Material provided start

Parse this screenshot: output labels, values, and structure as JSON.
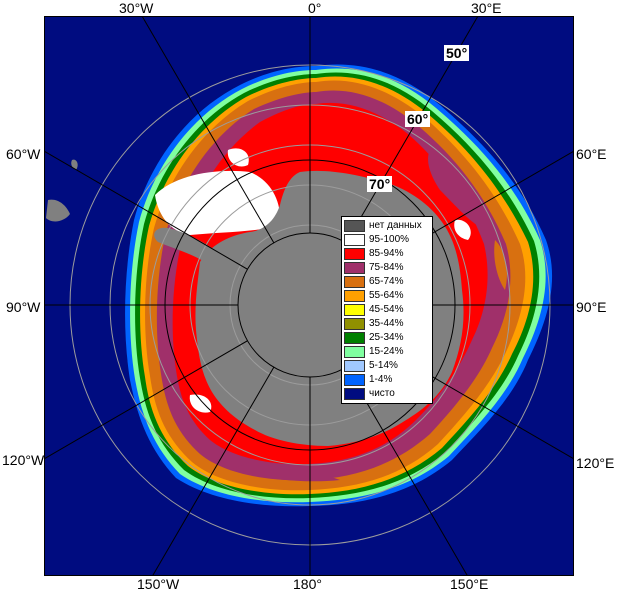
{
  "colors": {
    "ocean": "#000c80",
    "land": "#808080",
    "ice_95": "#ffffff",
    "ice_85": "#ff0000",
    "ice_75": "#a0306a",
    "ice_65": "#d87010",
    "ice_55": "#ffa000",
    "ice_45": "#ffff00",
    "ice_35": "#909000",
    "ice_25": "#008000",
    "ice_15": "#80ffa0",
    "ice_5": "#a0c8ff",
    "ice_1": "#0064ff"
  },
  "lon_labels": {
    "w30": "30°W",
    "zero": "0°",
    "e30": "30°E",
    "w60": "60°W",
    "e60": "60°E",
    "w90": "90°W",
    "e90": "90°E",
    "w120": "120°W",
    "e120": "120°E",
    "w150": "150°W",
    "c180": "180°",
    "e150": "150°E"
  },
  "lat_labels": {
    "l50": "50°",
    "l60": "60°",
    "l70": "70°"
  },
  "legend": [
    {
      "label": "нет данных",
      "color": "#555555"
    },
    {
      "label": "95-100%",
      "color": "#ffffff"
    },
    {
      "label": "85-94%",
      "color": "#ff0000"
    },
    {
      "label": "75-84%",
      "color": "#a0306a"
    },
    {
      "label": "65-74%",
      "color": "#d87010"
    },
    {
      "label": "55-64%",
      "color": "#ffa000"
    },
    {
      "label": "45-54%",
      "color": "#ffff00"
    },
    {
      "label": "35-44%",
      "color": "#909000"
    },
    {
      "label": "25-34%",
      "color": "#008000"
    },
    {
      "label": "15-24%",
      "color": "#80ffa0"
    },
    {
      "label": "5-14%",
      "color": "#a0c8ff"
    },
    {
      "label": "1-4%",
      "color": "#0064ff"
    },
    {
      "label": "чисто",
      "color": "#000c80"
    }
  ]
}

Material provided end

- [Problem statement]:
Return the listing above word for word, with the pictures removed.

- [Response]:
Parse this screenshot: output labels, values, and structure as JSON.
{
  "colors": {
    "ocean": "#000c80",
    "land": "#808080",
    "ice_95": "#ffffff",
    "ice_85": "#ff0000",
    "ice_75": "#a0306a",
    "ice_65": "#d87010",
    "ice_55": "#ffa000",
    "ice_45": "#ffff00",
    "ice_35": "#909000",
    "ice_25": "#008000",
    "ice_15": "#80ffa0",
    "ice_5": "#a0c8ff",
    "ice_1": "#0064ff"
  },
  "lon_labels": {
    "w30": "30°W",
    "zero": "0°",
    "e30": "30°E",
    "w60": "60°W",
    "e60": "60°E",
    "w90": "90°W",
    "e90": "90°E",
    "w120": "120°W",
    "e120": "120°E",
    "w150": "150°W",
    "c180": "180°",
    "e150": "150°E"
  },
  "lat_labels": {
    "l50": "50°",
    "l60": "60°",
    "l70": "70°"
  },
  "legend": [
    {
      "label": "нет данных",
      "color": "#555555"
    },
    {
      "label": "95-100%",
      "color": "#ffffff"
    },
    {
      "label": "85-94%",
      "color": "#ff0000"
    },
    {
      "label": "75-84%",
      "color": "#a0306a"
    },
    {
      "label": "65-74%",
      "color": "#d87010"
    },
    {
      "label": "55-64%",
      "color": "#ffa000"
    },
    {
      "label": "45-54%",
      "color": "#ffff00"
    },
    {
      "label": "35-44%",
      "color": "#909000"
    },
    {
      "label": "25-34%",
      "color": "#008000"
    },
    {
      "label": "15-24%",
      "color": "#80ffa0"
    },
    {
      "label": "5-14%",
      "color": "#a0c8ff"
    },
    {
      "label": "1-4%",
      "color": "#0064ff"
    },
    {
      "label": "чисто",
      "color": "#000c80"
    }
  ]
}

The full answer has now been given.